*TASK BRIEF*: Please quote every line word for word.

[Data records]
## BEGIN
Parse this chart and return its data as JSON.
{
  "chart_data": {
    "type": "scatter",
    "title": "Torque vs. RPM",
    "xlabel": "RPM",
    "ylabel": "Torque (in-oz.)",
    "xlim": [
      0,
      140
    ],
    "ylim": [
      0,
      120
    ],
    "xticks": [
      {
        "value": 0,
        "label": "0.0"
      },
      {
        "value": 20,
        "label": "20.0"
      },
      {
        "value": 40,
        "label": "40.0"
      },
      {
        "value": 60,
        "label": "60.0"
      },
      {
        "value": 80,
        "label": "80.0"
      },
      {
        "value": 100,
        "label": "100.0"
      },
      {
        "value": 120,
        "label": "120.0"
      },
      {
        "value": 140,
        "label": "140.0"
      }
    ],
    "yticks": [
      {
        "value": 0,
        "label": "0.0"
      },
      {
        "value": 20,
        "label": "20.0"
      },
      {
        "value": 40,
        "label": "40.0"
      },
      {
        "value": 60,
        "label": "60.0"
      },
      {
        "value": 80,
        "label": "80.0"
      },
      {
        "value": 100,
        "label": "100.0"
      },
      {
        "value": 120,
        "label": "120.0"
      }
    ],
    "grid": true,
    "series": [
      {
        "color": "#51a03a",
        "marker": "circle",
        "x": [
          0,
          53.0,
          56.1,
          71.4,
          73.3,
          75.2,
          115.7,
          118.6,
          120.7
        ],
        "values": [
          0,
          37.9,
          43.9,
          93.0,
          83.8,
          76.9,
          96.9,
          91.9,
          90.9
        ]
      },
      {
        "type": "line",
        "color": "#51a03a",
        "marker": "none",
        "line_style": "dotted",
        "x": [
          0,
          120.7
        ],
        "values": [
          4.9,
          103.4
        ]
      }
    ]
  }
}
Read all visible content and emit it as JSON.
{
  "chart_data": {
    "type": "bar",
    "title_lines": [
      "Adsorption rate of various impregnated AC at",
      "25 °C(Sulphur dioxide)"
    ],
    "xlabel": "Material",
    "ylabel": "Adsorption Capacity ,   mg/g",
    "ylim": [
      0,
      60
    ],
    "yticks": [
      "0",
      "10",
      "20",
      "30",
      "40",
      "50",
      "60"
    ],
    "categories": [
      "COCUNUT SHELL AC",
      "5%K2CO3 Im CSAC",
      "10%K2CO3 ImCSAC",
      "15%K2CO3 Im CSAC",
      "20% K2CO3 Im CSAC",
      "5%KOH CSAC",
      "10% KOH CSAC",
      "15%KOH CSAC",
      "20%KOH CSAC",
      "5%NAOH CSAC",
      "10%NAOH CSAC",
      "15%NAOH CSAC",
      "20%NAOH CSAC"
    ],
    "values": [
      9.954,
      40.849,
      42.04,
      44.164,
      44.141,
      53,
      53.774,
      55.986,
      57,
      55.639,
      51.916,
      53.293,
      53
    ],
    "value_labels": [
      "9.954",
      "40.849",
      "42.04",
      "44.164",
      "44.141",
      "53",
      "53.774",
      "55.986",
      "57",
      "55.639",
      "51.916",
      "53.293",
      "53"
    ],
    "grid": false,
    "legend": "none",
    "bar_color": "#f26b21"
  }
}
## END
*REPLY TO THE EXERCISE*:
Parse this chart and return its data as JSON.
{
  "chart_data": {
    "type": "scatter",
    "title": "Torque vs. RPM",
    "xlabel": "RPM",
    "ylabel": "Torque (in-oz.)",
    "xlim": [
      0,
      140
    ],
    "ylim": [
      0,
      120
    ],
    "xticks": [
      {
        "value": 0,
        "label": "0.0"
      },
      {
        "value": 20,
        "label": "20.0"
      },
      {
        "value": 40,
        "label": "40.0"
      },
      {
        "value": 60,
        "label": "60.0"
      },
      {
        "value": 80,
        "label": "80.0"
      },
      {
        "value": 100,
        "label": "100.0"
      },
      {
        "value": 120,
        "label": "120.0"
      },
      {
        "value": 140,
        "label": "140.0"
      }
    ],
    "yticks": [
      {
        "value": 0,
        "label": "0.0"
      },
      {
        "value": 20,
        "label": "20.0"
      },
      {
        "value": 40,
        "label": "40.0"
      },
      {
        "value": 60,
        "label": "60.0"
      },
      {
        "value": 80,
        "label": "80.0"
      },
      {
        "value": 100,
        "label": "100.0"
      },
      {
        "value": 120,
        "label": "120.0"
      }
    ],
    "grid": true,
    "series": [
      {
        "color": "#51a03a",
        "marker": "circle",
        "x": [
          0,
          53.0,
          56.1,
          71.4,
          73.3,
          75.2,
          115.7,
          118.6,
          120.7
        ],
        "values": [
          0,
          37.9,
          43.9,
          93.0,
          83.8,
          76.9,
          96.9,
          91.9,
          90.9
        ]
      },
      {
        "type": "line",
        "color": "#51a03a",
        "marker": "none",
        "line_style": "dotted",
        "x": [
          0,
          120.7
        ],
        "values": [
          4.9,
          103.4
        ]
      }
    ]
  }
}
Read all visible content and emit it as JSON.
{
  "chart_data": {
    "type": "bar",
    "title_lines": [
      "Adsorption rate of various impregnated AC at",
      "25 °C(Sulphur dioxide)"
    ],
    "xlabel": "Material",
    "ylabel": "Adsorption Capacity ,   mg/g",
    "ylim": [
      0,
      60
    ],
    "yticks": [
      "0",
      "10",
      "20",
      "30",
      "40",
      "50",
      "60"
    ],
    "categories": [
      "COCUNUT SHELL AC",
      "5%K2CO3 Im CSAC",
      "10%K2CO3 ImCSAC",
      "15%K2CO3 Im CSAC",
      "20% K2CO3 Im CSAC",
      "5%KOH CSAC",
      "10% KOH CSAC",
      "15%KOH CSAC",
      "20%KOH CSAC",
      "5%NAOH CSAC",
      "10%NAOH CSAC",
      "15%NAOH CSAC",
      "20%NAOH CSAC"
    ],
    "values": [
      9.954,
      40.849,
      42.04,
      44.164,
      44.141,
      53,
      53.774,
      55.986,
      57,
      55.639,
      51.916,
      53.293,
      53
    ],
    "value_labels": [
      "9.954",
      "40.849",
      "42.04",
      "44.164",
      "44.141",
      "53",
      "53.774",
      "55.986",
      "57",
      "55.639",
      "51.916",
      "53.293",
      "53"
    ],
    "grid": false,
    "legend": "none",
    "bar_color": "#f26b21"
  }
}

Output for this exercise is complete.